Review the listing and copy each line that holds the word "자동차매매업자는".

[Stored entries]
-.-.-

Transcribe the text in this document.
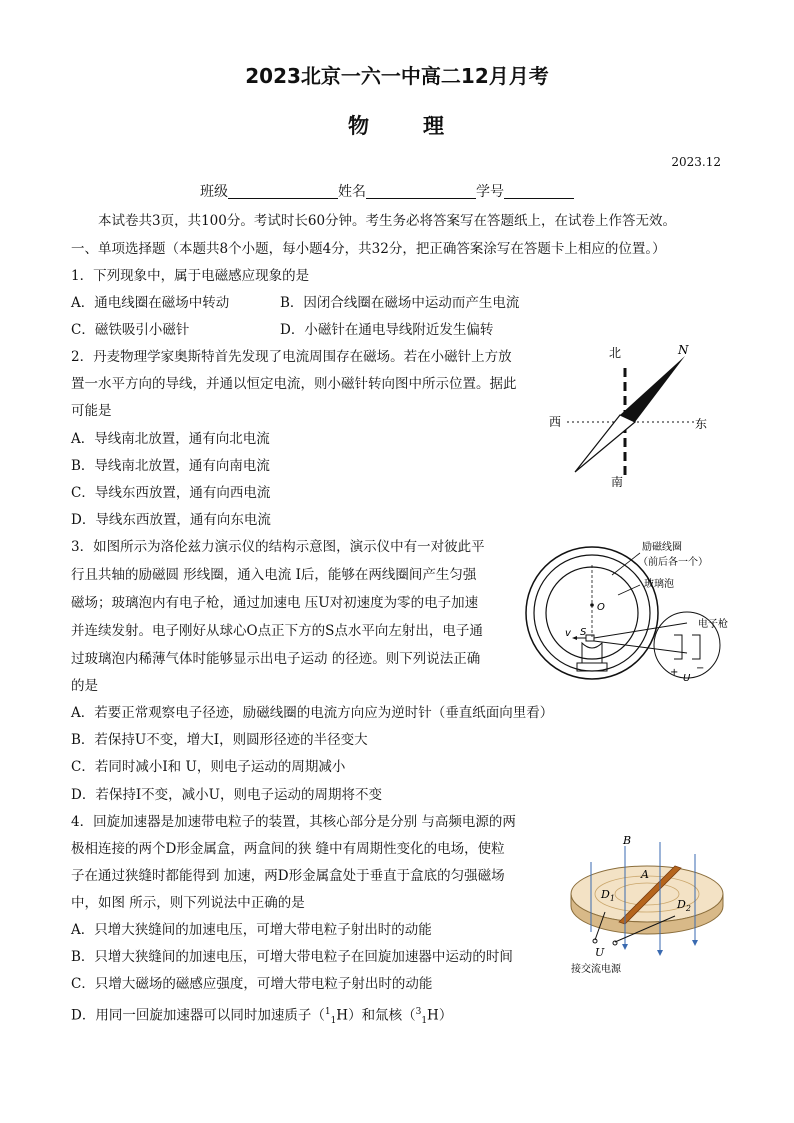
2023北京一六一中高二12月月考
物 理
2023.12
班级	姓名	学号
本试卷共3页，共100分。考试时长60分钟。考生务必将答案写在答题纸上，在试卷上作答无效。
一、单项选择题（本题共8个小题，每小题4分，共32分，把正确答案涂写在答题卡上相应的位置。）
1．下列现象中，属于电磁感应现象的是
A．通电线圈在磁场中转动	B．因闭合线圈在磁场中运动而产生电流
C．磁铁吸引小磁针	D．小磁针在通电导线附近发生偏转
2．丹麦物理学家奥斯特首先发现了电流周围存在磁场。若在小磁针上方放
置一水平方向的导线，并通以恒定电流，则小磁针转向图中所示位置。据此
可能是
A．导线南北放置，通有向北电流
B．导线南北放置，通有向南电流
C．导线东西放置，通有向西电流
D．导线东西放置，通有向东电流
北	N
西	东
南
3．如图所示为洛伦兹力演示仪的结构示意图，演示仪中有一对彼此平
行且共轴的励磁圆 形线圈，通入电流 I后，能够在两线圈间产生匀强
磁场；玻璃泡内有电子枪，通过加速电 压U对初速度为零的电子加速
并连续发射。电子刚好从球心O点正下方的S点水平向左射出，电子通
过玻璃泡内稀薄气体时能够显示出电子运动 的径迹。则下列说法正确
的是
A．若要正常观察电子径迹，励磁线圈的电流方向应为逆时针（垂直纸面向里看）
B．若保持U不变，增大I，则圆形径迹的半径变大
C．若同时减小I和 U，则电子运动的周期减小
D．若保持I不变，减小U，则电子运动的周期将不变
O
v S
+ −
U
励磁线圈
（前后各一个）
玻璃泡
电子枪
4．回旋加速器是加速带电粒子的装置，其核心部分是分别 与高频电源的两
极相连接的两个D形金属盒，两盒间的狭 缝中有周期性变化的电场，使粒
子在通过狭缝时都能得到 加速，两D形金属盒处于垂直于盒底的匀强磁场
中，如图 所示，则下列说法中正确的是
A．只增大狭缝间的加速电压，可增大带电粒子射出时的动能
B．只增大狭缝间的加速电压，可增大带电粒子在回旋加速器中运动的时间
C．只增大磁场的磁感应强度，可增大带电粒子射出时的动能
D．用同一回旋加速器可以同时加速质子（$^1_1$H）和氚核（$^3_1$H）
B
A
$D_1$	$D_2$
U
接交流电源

-.-.-

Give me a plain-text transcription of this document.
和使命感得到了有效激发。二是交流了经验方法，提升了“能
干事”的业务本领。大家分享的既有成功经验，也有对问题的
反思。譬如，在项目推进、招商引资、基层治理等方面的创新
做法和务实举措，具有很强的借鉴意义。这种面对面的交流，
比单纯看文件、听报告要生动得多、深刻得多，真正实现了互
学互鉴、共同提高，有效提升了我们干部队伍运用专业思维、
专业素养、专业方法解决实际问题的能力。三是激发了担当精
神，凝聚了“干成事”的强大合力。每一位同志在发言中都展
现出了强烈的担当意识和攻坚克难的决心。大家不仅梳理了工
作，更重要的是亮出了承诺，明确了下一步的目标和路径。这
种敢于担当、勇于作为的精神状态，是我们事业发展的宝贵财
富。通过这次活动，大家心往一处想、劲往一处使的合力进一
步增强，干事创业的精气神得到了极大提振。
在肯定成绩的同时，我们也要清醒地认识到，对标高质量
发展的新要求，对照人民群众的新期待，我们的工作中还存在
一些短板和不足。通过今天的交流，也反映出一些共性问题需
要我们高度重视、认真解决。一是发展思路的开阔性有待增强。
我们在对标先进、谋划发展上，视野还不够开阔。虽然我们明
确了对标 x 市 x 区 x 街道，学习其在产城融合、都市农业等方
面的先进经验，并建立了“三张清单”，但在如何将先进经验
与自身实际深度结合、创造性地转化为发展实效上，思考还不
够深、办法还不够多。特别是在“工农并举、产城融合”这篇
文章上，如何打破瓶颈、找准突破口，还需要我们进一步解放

-.-.-

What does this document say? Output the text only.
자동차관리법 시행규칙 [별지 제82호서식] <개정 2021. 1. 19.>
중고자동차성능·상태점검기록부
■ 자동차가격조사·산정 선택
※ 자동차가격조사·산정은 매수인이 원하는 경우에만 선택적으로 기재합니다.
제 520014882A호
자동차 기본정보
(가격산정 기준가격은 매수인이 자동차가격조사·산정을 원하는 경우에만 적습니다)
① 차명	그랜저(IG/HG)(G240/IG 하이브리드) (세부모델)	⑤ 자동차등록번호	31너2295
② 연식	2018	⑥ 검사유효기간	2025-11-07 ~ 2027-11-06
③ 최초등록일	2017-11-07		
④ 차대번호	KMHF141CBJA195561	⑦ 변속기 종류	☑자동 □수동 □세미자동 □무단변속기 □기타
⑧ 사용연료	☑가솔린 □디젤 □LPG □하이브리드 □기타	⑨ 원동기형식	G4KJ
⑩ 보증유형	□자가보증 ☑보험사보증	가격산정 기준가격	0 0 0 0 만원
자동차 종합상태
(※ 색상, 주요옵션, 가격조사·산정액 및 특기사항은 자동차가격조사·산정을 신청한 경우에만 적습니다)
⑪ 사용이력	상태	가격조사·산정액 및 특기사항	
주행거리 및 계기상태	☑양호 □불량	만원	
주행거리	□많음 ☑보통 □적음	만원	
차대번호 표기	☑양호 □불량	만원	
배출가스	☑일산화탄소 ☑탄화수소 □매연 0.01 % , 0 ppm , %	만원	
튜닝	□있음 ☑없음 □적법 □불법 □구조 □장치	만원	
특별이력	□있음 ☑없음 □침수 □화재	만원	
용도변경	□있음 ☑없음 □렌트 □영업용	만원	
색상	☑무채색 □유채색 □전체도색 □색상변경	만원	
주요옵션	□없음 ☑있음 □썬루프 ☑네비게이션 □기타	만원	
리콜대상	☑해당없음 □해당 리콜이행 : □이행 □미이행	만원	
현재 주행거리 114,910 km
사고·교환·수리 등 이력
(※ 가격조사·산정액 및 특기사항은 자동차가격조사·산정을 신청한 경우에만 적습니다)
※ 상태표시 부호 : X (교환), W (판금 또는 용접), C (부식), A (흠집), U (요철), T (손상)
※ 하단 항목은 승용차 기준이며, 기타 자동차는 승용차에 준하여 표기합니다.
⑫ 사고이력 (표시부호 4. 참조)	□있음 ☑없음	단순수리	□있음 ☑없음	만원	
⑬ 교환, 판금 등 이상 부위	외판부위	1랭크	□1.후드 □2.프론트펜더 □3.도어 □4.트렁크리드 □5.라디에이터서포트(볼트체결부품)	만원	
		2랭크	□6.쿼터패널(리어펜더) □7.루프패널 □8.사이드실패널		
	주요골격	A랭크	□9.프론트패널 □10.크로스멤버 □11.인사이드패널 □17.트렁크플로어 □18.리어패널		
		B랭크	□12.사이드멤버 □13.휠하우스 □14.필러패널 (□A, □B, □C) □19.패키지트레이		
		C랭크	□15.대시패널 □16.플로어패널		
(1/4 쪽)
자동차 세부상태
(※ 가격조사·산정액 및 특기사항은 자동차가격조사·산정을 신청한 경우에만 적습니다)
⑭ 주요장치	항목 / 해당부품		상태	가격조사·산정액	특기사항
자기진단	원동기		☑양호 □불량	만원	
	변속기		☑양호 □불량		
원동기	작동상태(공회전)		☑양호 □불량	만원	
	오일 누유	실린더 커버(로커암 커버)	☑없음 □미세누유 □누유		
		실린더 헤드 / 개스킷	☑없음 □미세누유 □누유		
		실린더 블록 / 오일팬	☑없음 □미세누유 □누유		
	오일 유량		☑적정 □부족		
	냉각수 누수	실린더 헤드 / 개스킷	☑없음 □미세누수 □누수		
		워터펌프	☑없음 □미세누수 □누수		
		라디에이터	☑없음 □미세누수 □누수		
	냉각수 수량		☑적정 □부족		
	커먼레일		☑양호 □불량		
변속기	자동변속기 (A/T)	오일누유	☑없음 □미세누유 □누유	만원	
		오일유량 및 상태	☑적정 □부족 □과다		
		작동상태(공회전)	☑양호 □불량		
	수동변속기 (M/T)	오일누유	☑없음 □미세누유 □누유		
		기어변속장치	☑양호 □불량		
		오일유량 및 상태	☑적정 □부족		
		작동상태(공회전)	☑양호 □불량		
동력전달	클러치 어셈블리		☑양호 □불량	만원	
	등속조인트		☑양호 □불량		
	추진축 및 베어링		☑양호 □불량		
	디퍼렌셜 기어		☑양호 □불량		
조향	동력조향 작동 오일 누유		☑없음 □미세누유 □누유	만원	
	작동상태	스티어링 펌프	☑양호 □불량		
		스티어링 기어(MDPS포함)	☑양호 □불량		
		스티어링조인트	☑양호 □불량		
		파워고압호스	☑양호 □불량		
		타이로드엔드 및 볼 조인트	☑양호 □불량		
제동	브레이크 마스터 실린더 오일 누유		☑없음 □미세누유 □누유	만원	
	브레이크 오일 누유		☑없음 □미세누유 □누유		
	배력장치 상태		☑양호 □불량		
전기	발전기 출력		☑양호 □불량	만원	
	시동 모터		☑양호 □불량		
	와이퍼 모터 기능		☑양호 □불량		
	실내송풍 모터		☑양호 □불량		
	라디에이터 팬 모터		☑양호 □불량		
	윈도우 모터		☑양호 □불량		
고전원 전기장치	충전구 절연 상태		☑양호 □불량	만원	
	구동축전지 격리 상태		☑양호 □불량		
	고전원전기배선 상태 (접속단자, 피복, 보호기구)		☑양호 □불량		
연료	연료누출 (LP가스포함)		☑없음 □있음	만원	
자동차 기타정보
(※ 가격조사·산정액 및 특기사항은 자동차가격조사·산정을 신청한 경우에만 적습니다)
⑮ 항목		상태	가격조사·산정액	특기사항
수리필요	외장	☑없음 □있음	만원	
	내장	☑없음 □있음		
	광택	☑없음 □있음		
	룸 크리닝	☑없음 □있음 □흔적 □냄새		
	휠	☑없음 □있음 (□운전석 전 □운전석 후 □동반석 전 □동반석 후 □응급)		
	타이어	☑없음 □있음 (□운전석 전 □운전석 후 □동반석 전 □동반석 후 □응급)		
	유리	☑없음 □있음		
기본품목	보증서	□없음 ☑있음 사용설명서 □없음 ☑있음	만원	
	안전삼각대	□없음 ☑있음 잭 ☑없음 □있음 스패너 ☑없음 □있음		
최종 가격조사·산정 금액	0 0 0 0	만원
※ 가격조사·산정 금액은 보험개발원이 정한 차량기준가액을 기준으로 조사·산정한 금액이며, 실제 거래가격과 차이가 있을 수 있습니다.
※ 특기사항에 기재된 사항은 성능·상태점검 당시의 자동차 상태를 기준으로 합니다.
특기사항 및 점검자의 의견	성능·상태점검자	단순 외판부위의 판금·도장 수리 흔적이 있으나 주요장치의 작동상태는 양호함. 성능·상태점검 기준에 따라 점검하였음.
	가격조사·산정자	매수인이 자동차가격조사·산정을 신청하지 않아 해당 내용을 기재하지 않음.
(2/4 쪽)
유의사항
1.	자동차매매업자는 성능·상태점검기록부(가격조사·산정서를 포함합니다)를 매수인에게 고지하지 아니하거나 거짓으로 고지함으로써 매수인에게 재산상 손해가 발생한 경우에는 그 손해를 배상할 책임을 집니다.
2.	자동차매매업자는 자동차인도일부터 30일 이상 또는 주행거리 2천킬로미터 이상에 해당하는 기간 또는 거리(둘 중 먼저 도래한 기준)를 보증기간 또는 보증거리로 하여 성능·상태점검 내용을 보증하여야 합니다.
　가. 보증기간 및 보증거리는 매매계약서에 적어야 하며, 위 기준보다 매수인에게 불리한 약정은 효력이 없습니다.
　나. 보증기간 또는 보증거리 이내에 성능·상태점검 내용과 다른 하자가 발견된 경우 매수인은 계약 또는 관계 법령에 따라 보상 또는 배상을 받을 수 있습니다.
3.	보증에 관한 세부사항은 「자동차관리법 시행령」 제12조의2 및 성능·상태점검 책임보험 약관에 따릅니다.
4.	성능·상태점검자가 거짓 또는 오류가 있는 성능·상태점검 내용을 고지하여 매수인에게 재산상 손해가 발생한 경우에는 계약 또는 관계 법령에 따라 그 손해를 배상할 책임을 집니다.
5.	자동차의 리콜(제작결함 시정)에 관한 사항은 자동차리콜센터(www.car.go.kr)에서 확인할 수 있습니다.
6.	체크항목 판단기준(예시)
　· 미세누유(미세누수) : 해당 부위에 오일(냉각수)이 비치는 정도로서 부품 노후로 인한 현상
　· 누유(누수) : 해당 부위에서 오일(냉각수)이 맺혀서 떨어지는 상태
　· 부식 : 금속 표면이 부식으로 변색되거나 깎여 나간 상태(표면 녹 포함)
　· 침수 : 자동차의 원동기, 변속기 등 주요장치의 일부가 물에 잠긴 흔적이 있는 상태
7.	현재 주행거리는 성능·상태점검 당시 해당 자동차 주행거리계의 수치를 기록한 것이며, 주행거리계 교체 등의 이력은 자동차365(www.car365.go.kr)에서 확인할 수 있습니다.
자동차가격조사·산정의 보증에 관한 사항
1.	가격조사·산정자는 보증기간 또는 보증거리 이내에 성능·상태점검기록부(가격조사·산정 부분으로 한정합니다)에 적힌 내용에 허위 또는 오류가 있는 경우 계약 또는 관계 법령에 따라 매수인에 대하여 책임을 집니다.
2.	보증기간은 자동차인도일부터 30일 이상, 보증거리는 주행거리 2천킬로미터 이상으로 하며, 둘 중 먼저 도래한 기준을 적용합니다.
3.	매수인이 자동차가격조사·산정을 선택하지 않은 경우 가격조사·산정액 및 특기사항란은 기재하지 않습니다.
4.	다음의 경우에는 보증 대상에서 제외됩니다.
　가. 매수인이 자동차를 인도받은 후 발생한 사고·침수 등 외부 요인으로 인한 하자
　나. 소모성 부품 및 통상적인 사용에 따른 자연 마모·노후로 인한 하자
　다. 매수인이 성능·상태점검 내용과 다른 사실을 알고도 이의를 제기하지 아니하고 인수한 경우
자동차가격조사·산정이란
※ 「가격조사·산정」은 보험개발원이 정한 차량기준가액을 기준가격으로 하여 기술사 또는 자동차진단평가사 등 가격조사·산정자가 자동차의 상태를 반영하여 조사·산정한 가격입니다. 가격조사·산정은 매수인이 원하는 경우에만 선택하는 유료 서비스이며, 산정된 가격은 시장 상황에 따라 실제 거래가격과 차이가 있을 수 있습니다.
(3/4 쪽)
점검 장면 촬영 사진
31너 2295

-.-.-

# [Full solution]
1.	자동차매매업자는 성능·상태점검기록부(가격조사·산정서를 포함합니다)를 매수인에게 고지하지 아니하거나 거짓으로 고지함으로써 매수인에게 재산상 손해가 발생한 경우에는 그 손해를 배상할 책임을 집니다.
2.	자동차매매업자는 자동차인도일부터 30일 이상 또는 주행거리 2천킬로미터 이상에 해당하는 기간 또는 거리(둘 중 먼저 도래한 기준)를 보증기간 또는 보증거리로 하여 성능·상태점검 내용을 보증하여야 합니다.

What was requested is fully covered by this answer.